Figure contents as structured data
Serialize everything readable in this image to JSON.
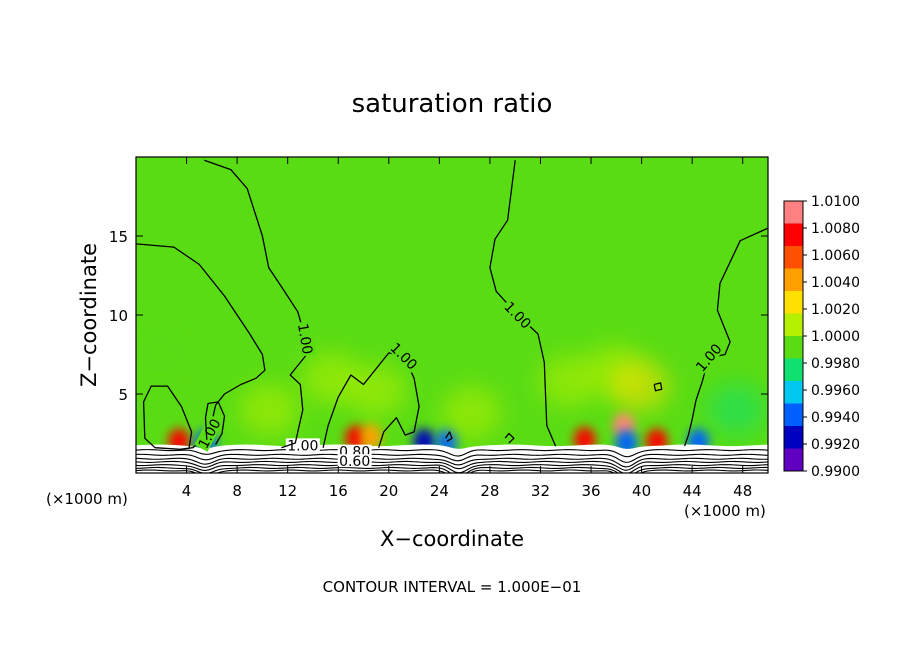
{
  "chart_data": {
    "type": "heatmap",
    "title": "saturation ratio",
    "xlabel": "X−coordinate",
    "ylabel": "Z−coordinate",
    "x_unit_left": "(×1000 m)",
    "x_unit_right": "(×1000 m)",
    "xlim": [
      0,
      50
    ],
    "ylim": [
      0,
      20
    ],
    "x_ticks": [
      "4",
      "8",
      "12",
      "16",
      "20",
      "24",
      "28",
      "32",
      "36",
      "40",
      "44",
      "48"
    ],
    "x_tick_values": [
      4,
      8,
      12,
      16,
      20,
      24,
      28,
      32,
      36,
      40,
      44,
      48
    ],
    "y_ticks": [
      "5",
      "10",
      "15"
    ],
    "y_tick_values": [
      5,
      10,
      15
    ],
    "footer": "CONTOUR INTERVAL = 1.000E−01",
    "colorbar": {
      "labels": [
        "1.0100",
        "1.0080",
        "1.0060",
        "1.0040",
        "1.0020",
        "1.0000",
        "0.9980",
        "0.9960",
        "0.9940",
        "0.9920",
        "0.9900"
      ],
      "colors": [
        "#ff8080",
        "#ff0000",
        "#ff5000",
        "#ffa000",
        "#ffe000",
        "#b4f000",
        "#5adc14",
        "#10e070",
        "#00c8f0",
        "#0060ff",
        "#0000c0",
        "#6000c0"
      ]
    },
    "background_value": 1.0,
    "contour_lines": [
      {
        "label": "1.00",
        "points": [
          [
            0,
            14.5
          ],
          [
            3,
            14.3
          ],
          [
            5,
            13.2
          ],
          [
            7,
            11.2
          ],
          [
            9,
            8.8
          ],
          [
            10,
            7.5
          ],
          [
            10.2,
            6.5
          ],
          [
            9.5,
            6
          ],
          [
            8.3,
            5.6
          ],
          [
            7,
            5
          ],
          [
            6.3,
            4.3
          ],
          [
            5.8,
            2.5
          ],
          [
            4.5,
            1.6
          ],
          [
            3.5,
            1.5
          ],
          [
            1.5,
            1.6
          ],
          [
            0.7,
            2.2
          ],
          [
            0.6,
            4.5
          ],
          [
            1.2,
            5.5
          ],
          [
            2.5,
            5.5
          ],
          [
            3.6,
            4.2
          ],
          [
            4.4,
            2.6
          ],
          [
            4.2,
            1.6
          ]
        ]
      },
      {
        "label": "1.00",
        "points": [
          [
            5.4,
            19.8
          ],
          [
            7.5,
            19.2
          ],
          [
            8.8,
            18
          ],
          [
            10,
            15
          ],
          [
            10.5,
            13
          ],
          [
            11.5,
            11.8
          ],
          [
            12.8,
            10.2
          ],
          [
            13.4,
            8.5
          ],
          [
            13.4,
            7.4
          ],
          [
            12.2,
            6.2
          ],
          [
            13,
            5.6
          ],
          [
            13.2,
            4
          ],
          [
            12.6,
            1.9
          ],
          [
            11.5,
            1.6
          ]
        ]
      },
      {
        "label": "",
        "points": [
          [
            5.6,
            2.1
          ],
          [
            5.5,
            3.5
          ],
          [
            5.7,
            4.4
          ],
          [
            6.5,
            4.5
          ],
          [
            7,
            3.6
          ],
          [
            6.8,
            2.5
          ],
          [
            6.3,
            1.8
          ]
        ]
      },
      {
        "label": "1.00",
        "points": [
          [
            14.8,
            1.6
          ],
          [
            15.2,
            3
          ],
          [
            16,
            4.8
          ],
          [
            17,
            6.2
          ],
          [
            18,
            5.6
          ],
          [
            19.4,
            7
          ],
          [
            20,
            7.6
          ],
          [
            21.2,
            7.4
          ],
          [
            22,
            6
          ],
          [
            22.4,
            4.2
          ],
          [
            22,
            2.6
          ],
          [
            21.3,
            2.4
          ],
          [
            20.6,
            3.5
          ],
          [
            19.6,
            2.6
          ],
          [
            19.2,
            1.6
          ]
        ]
      },
      {
        "label": "1.00",
        "points": [
          [
            30,
            19.8
          ],
          [
            29.4,
            16
          ],
          [
            28.4,
            14.8
          ],
          [
            28,
            13
          ],
          [
            28.5,
            11.5
          ],
          [
            30.2,
            10
          ],
          [
            31.8,
            8.8
          ],
          [
            32.3,
            7
          ],
          [
            32.4,
            5
          ],
          [
            32.5,
            3
          ],
          [
            33.2,
            1.7
          ]
        ]
      },
      {
        "label": "1.00",
        "points": [
          [
            50,
            15.5
          ],
          [
            47.8,
            14.7
          ],
          [
            46.2,
            12
          ],
          [
            46,
            10.3
          ],
          [
            47,
            8.3
          ],
          [
            46.6,
            7.5
          ],
          [
            45.3,
            7.3
          ],
          [
            44.8,
            5.8
          ],
          [
            44.3,
            4.6
          ],
          [
            44,
            3.4
          ],
          [
            43.7,
            2.4
          ],
          [
            43.4,
            1.7
          ]
        ]
      },
      {
        "label": "",
        "points": [
          [
            41,
            5.6
          ],
          [
            41.5,
            5.7
          ],
          [
            41.6,
            5.3
          ],
          [
            41.1,
            5.2
          ],
          [
            41,
            5.6
          ]
        ]
      },
      {
        "label": "",
        "points": [
          [
            24.5,
            2.2
          ],
          [
            24.8,
            2.6
          ],
          [
            25,
            2.2
          ],
          [
            24.6,
            2
          ]
        ]
      },
      {
        "label": "",
        "points": [
          [
            29.2,
            2.2
          ],
          [
            29.5,
            2.5
          ],
          [
            29.9,
            2.2
          ],
          [
            29.5,
            1.9
          ]
        ]
      }
    ],
    "surface_labels": [
      "1.00",
      "0.80",
      "0.60"
    ],
    "anomalies": [
      {
        "x": 3.4,
        "z": 2.0,
        "value": 1.009
      },
      {
        "x": 5.5,
        "z": 1.9,
        "value": 0.993
      },
      {
        "x": 17.4,
        "z": 2.2,
        "value": 1.0085
      },
      {
        "x": 18.6,
        "z": 2.3,
        "value": 1.005
      },
      {
        "x": 22.8,
        "z": 2.0,
        "value": 0.992
      },
      {
        "x": 24.6,
        "z": 2.0,
        "value": 0.9945
      },
      {
        "x": 35.5,
        "z": 2.1,
        "value": 1.0085
      },
      {
        "x": 38.6,
        "z": 3.0,
        "value": 1.0095
      },
      {
        "x": 38.8,
        "z": 1.9,
        "value": 0.993
      },
      {
        "x": 41.2,
        "z": 2.0,
        "value": 1.0085
      },
      {
        "x": 44.5,
        "z": 2.0,
        "value": 0.993
      },
      {
        "x": 37.8,
        "z": 6.5,
        "value": 1.0015
      },
      {
        "x": 39.8,
        "z": 5.5,
        "value": 1.0025
      },
      {
        "x": 34.3,
        "z": 5.8,
        "value": 1.0015
      },
      {
        "x": 26.5,
        "z": 3.8,
        "value": 1.0015
      },
      {
        "x": 19.0,
        "z": 5.2,
        "value": 1.0015
      },
      {
        "x": 10.5,
        "z": 4.0,
        "value": 1.0015
      },
      {
        "x": 2.0,
        "z": 7.5,
        "value": 0.9985
      },
      {
        "x": 47.5,
        "z": 4.0,
        "value": 0.9965
      },
      {
        "x": 15.5,
        "z": 6.0,
        "value": 1.0015
      }
    ]
  }
}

| Exercise directions |
Out of the material above, select every line that holds the string "coordinate".

| Output |
    "xlabel": "X−coordinate",
    "ylabel": "Z−coordinate",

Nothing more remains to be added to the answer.